THE PROBLEM:
Look through the material and copy each line holding "color".

MATERIAL:
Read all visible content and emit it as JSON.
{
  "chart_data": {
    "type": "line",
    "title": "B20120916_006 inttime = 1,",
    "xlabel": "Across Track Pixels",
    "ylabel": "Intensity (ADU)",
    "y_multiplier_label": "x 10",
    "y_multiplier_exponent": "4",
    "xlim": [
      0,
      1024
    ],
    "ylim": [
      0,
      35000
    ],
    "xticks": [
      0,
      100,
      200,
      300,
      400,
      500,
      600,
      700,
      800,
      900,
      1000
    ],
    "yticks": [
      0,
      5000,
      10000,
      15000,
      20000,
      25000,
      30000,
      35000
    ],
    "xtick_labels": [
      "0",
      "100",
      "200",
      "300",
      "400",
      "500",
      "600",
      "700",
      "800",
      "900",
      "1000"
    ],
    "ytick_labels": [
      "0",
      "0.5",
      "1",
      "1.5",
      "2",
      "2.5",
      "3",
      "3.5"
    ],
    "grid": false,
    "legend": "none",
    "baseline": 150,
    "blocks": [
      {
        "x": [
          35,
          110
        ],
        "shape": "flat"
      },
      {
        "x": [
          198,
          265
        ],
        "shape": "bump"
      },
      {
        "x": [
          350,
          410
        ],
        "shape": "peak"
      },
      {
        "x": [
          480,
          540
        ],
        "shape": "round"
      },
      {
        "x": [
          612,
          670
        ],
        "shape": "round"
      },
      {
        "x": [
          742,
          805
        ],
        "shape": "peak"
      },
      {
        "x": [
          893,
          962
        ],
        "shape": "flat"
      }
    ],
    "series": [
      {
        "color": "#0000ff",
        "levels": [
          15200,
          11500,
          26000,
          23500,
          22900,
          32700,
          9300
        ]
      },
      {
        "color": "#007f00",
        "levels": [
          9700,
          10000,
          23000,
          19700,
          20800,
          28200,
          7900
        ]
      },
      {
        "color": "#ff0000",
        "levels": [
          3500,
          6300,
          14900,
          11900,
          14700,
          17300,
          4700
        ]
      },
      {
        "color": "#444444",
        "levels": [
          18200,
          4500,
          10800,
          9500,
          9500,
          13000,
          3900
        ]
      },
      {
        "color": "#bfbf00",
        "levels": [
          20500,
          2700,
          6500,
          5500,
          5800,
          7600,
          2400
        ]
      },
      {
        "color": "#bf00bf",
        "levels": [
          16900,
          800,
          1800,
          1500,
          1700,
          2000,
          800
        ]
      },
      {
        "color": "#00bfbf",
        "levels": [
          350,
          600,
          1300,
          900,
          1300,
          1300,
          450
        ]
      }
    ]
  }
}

THE RESULT:
        "color": "#0000ff",
        "color": "#007f00",
        "color": "#ff0000",
        "color": "#444444",
        "color": "#bfbf00",
        "color": "#bf00bf",
        "color": "#00bfbf",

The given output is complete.